### Record set ###
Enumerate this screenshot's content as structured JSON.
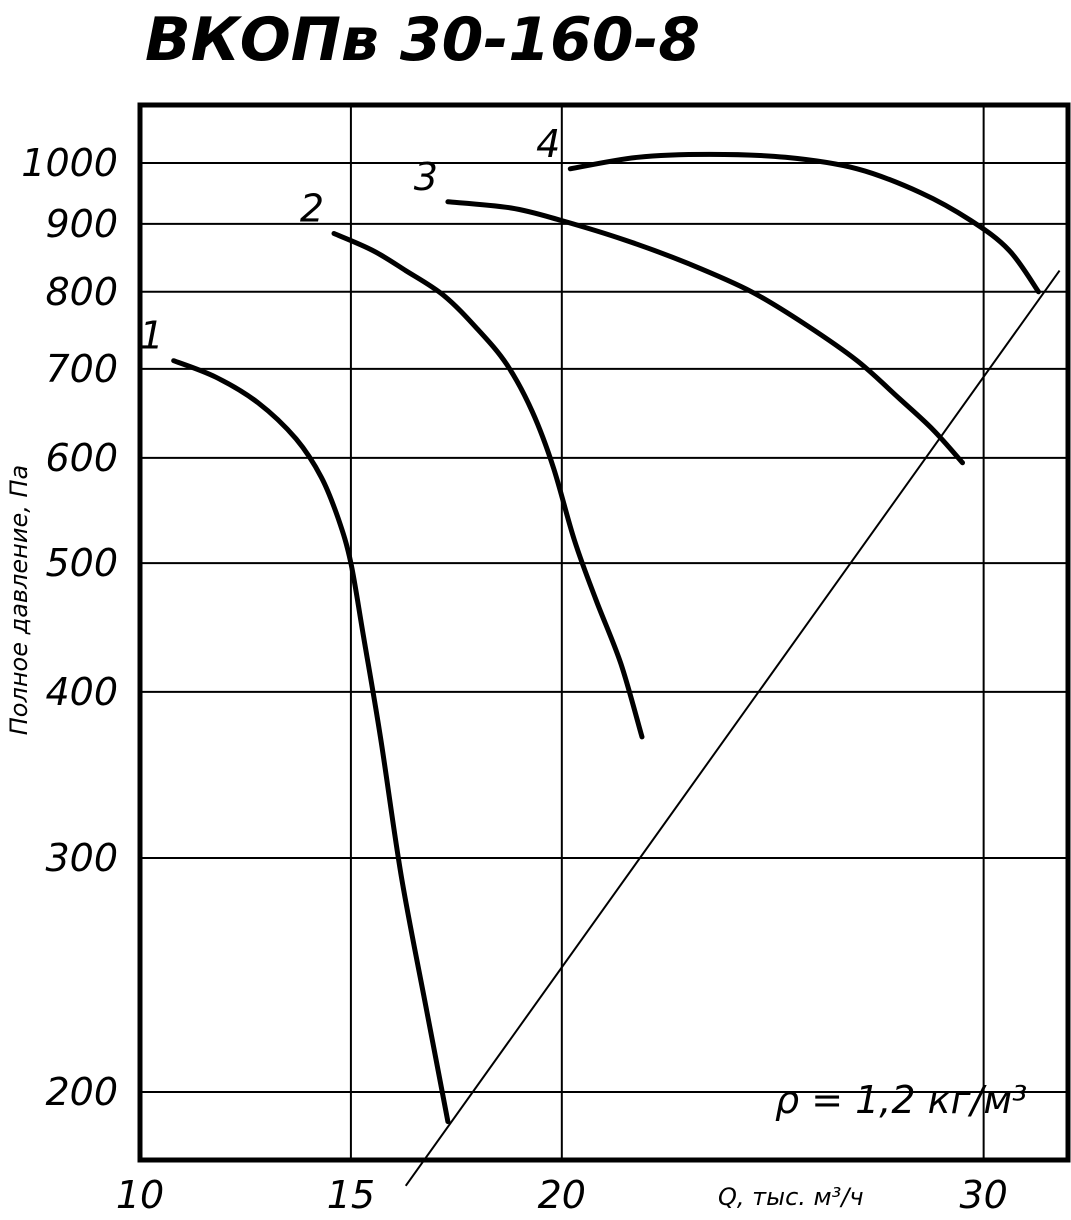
{
  "chart_data": {
    "type": "line",
    "title": "ВКОПв 30-160-8",
    "ylabel": "Полное давление, Па",
    "xlabel": "Q, тыс. м³/ч",
    "annotation": "ρ = 1,2 кг/м³",
    "y_scale": "log",
    "xlim": [
      10,
      32
    ],
    "ylim": [
      180,
      1100
    ],
    "x_ticks": [
      "10",
      "15",
      "20",
      "30"
    ],
    "x_tick_values": [
      10,
      15,
      20,
      30
    ],
    "y_ticks": [
      "200",
      "300",
      "400",
      "500",
      "600",
      "700",
      "800",
      "900",
      "1000"
    ],
    "y_tick_values": [
      200,
      300,
      400,
      500,
      600,
      700,
      800,
      900,
      1000
    ],
    "grid": true,
    "series": [
      {
        "name": "1",
        "x": [
          10.8,
          11.8,
          12.8,
          13.7,
          14.3,
          14.7,
          15.0,
          15.3,
          15.7,
          16.2,
          16.8,
          17.3
        ],
        "y": [
          710,
          690,
          660,
          620,
          580,
          540,
          500,
          440,
          370,
          290,
          230,
          190
        ]
      },
      {
        "name": "2",
        "x": [
          14.6,
          15.5,
          16.3,
          17.2,
          18.0,
          18.7,
          19.3,
          19.8,
          20.3,
          20.8,
          21.4,
          21.9
        ],
        "y": [
          885,
          860,
          830,
          795,
          750,
          705,
          650,
          590,
          520,
          470,
          420,
          370
        ]
      },
      {
        "name": "3",
        "x": [
          17.3,
          18.8,
          20.0,
          21.5,
          23.0,
          24.5,
          25.8,
          27.0,
          28.0,
          28.8,
          29.5
        ],
        "y": [
          935,
          925,
          905,
          875,
          840,
          800,
          755,
          710,
          665,
          630,
          595
        ]
      },
      {
        "name": "4",
        "x": [
          20.2,
          21.8,
          23.5,
          25.3,
          27.0,
          28.5,
          29.7,
          30.6,
          31.3
        ],
        "y": [
          990,
          1010,
          1015,
          1010,
          990,
          950,
          905,
          860,
          800
        ]
      }
    ],
    "limit_line": {
      "x": [
        16.3,
        31.8
      ],
      "y": [
        170,
        830
      ]
    }
  }
}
###
What needs to be done: Omit the pictures, then quote the rest of the material above exactly.

Expected answer:
Enumerate this screenshot's content as structured JSON.
{
  "chart_data": {
    "type": "line",
    "title": "ВКОПв 30-160-8",
    "ylabel": "Полное давление, Па",
    "xlabel": "Q, тыс. м³/ч",
    "annotation": "ρ = 1,2 кг/м³",
    "y_scale": "log",
    "xlim": [
      10,
      32
    ],
    "ylim": [
      180,
      1100
    ],
    "x_ticks": [
      "10",
      "15",
      "20",
      "30"
    ],
    "x_tick_values": [
      10,
      15,
      20,
      30
    ],
    "y_ticks": [
      "200",
      "300",
      "400",
      "500",
      "600",
      "700",
      "800",
      "900",
      "1000"
    ],
    "y_tick_values": [
      200,
      300,
      400,
      500,
      600,
      700,
      800,
      900,
      1000
    ],
    "grid": true,
    "series": [
      {
        "name": "1",
        "x": [
          10.8,
          11.8,
          12.8,
          13.7,
          14.3,
          14.7,
          15.0,
          15.3,
          15.7,
          16.2,
          16.8,
          17.3
        ],
        "y": [
          710,
          690,
          660,
          620,
          580,
          540,
          500,
          440,
          370,
          290,
          230,
          190
        ]
      },
      {
        "name": "2",
        "x": [
          14.6,
          15.5,
          16.3,
          17.2,
          18.0,
          18.7,
          19.3,
          19.8,
          20.3,
          20.8,
          21.4,
          21.9
        ],
        "y": [
          885,
          860,
          830,
          795,
          750,
          705,
          650,
          590,
          520,
          470,
          420,
          370
        ]
      },
      {
        "name": "3",
        "x": [
          17.3,
          18.8,
          20.0,
          21.5,
          23.0,
          24.5,
          25.8,
          27.0,
          28.0,
          28.8,
          29.5
        ],
        "y": [
          935,
          925,
          905,
          875,
          840,
          800,
          755,
          710,
          665,
          630,
          595
        ]
      },
      {
        "name": "4",
        "x": [
          20.2,
          21.8,
          23.5,
          25.3,
          27.0,
          28.5,
          29.7,
          30.6,
          31.3
        ],
        "y": [
          990,
          1010,
          1015,
          1010,
          990,
          950,
          905,
          860,
          800
        ]
      }
    ],
    "limit_line": {
      "x": [
        16.3,
        31.8
      ],
      "y": [
        170,
        830
      ]
    }
  }
}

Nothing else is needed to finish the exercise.